Dataset records:
>> Begin

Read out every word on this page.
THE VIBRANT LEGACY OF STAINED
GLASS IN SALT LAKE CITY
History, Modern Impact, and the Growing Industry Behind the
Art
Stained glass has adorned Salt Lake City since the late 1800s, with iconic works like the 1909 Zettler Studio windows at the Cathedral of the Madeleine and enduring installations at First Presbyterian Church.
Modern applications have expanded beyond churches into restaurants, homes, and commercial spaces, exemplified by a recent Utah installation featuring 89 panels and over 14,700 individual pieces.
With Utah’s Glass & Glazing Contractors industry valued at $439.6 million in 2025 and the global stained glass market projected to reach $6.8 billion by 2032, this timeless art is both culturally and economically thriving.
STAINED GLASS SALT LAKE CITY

>> End

Return the entries in full, keeping every line exactly as it is.

Finished answer:
Read out every word on this page.
THE VIBRANT LEGACY OF STAINED
GLASS IN SALT LAKE CITY
History, Modern Impact, and the Growing Industry Behind the
Art
Stained glass has adorned Salt Lake City since the late 1800s, with iconic works like the 1909 Zettler Studio windows at the Cathedral of the Madeleine and enduring installations at First Presbyterian Church.
Modern applications have expanded beyond churches into restaurants, homes, and commercial spaces, exemplified by a recent Utah installation featuring 89 panels and over 14,700 individual pieces.
With Utah’s Glass & Glazing Contractors industry valued at $439.6 million in 2025 and the global stained glass market projected to reach $6.8 billion by 2032, this timeless art is both culturally and economically thriving.
STAINED GLASS SALT LAKE CITY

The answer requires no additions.